__TASK TO CARRY OUT__.
In the listing below, how many lines contain the word "nstories"? Please respond with the number only.

[start]

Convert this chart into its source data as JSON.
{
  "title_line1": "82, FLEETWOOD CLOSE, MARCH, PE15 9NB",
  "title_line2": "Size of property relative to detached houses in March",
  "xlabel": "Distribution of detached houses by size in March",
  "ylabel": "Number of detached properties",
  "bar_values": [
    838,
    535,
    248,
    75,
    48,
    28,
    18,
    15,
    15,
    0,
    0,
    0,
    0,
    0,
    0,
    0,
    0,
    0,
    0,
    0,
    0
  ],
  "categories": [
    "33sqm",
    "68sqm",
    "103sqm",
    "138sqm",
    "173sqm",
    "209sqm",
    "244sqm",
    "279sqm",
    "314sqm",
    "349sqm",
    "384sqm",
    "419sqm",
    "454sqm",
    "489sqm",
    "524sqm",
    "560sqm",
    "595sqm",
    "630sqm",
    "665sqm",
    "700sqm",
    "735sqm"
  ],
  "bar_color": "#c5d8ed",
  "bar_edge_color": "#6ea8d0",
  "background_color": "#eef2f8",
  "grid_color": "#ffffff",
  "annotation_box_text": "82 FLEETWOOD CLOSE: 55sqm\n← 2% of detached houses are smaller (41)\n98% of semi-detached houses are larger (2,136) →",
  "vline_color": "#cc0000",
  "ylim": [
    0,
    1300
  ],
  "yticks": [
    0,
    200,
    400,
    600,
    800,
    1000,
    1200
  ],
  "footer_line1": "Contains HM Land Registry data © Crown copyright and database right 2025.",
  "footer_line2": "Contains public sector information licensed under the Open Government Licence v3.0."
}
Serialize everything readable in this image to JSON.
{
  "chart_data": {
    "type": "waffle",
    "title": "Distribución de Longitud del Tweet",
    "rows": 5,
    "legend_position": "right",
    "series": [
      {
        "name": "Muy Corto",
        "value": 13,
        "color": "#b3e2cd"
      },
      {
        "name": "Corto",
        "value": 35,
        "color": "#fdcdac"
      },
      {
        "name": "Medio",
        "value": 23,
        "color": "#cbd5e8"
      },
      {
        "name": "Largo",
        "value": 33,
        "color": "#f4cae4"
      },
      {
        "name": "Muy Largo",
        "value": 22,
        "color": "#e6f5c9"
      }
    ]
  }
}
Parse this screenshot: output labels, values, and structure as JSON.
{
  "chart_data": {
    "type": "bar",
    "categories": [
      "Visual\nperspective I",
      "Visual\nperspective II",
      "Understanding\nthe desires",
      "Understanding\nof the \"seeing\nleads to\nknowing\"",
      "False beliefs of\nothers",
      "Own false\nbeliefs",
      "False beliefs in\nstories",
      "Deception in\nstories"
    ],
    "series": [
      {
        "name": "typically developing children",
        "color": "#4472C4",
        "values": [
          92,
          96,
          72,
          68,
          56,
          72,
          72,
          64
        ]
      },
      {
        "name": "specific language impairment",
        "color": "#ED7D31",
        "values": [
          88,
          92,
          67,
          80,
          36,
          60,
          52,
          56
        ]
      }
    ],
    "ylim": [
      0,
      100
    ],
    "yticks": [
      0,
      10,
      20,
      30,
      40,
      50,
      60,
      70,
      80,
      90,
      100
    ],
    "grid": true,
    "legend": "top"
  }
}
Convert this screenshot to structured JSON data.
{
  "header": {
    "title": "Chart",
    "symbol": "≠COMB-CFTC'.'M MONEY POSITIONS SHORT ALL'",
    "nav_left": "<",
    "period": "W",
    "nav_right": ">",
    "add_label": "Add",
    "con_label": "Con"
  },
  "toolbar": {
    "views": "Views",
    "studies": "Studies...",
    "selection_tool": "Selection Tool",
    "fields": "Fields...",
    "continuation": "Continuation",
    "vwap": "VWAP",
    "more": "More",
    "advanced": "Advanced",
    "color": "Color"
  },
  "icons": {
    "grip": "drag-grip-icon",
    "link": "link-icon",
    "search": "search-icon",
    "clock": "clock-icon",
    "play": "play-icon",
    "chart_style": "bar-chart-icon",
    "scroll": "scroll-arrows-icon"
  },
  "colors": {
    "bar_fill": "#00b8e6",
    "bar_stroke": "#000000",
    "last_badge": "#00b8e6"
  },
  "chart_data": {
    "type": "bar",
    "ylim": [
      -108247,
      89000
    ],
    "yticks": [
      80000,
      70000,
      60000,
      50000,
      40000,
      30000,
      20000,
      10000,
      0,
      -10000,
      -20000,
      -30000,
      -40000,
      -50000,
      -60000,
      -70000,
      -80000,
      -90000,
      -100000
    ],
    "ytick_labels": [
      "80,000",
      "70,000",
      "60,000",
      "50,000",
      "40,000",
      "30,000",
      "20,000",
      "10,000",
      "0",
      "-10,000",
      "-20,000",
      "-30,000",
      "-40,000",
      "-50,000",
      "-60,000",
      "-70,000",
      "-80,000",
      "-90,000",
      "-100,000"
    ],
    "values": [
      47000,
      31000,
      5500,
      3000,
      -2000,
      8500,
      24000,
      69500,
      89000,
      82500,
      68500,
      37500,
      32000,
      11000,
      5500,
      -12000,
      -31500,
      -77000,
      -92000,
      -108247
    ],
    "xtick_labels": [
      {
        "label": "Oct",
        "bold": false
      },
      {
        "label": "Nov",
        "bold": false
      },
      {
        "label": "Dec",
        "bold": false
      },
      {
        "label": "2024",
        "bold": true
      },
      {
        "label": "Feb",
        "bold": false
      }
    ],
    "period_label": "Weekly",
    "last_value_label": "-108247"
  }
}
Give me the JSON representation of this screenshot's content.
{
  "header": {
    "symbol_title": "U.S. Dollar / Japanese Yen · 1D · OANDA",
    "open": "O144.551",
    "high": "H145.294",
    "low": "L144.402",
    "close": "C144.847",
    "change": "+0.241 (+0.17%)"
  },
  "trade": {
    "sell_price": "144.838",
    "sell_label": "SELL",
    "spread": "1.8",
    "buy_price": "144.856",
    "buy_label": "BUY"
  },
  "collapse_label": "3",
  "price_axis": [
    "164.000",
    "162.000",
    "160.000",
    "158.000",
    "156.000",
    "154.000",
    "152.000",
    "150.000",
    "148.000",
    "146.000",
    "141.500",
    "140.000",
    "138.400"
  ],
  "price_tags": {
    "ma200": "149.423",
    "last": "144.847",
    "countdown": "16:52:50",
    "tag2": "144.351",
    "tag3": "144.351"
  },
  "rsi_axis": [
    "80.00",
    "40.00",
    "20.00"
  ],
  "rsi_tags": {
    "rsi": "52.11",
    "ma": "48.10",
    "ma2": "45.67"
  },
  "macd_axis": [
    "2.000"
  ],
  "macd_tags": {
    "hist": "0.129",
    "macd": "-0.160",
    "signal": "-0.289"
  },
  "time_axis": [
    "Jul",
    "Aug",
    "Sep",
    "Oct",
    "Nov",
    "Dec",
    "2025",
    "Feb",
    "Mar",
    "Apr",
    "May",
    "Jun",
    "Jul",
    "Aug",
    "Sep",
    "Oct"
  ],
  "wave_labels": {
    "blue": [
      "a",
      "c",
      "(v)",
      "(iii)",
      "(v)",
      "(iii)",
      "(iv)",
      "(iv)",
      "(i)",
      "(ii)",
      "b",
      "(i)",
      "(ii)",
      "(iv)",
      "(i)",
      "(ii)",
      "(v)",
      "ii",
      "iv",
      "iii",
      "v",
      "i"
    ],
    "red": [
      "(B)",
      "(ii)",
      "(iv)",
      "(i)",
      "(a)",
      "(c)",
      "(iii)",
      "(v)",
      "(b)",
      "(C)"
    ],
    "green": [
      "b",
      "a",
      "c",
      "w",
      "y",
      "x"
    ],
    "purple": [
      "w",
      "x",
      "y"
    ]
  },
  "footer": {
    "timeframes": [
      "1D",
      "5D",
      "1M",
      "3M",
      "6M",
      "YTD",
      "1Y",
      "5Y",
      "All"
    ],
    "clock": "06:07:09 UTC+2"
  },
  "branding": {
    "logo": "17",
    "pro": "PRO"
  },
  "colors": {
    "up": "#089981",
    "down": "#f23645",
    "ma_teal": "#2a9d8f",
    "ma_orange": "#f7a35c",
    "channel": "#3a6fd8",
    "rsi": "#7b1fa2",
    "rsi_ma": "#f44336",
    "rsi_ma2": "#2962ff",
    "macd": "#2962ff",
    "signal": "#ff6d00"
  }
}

[end]

__CORRECT RESPONSE__.
2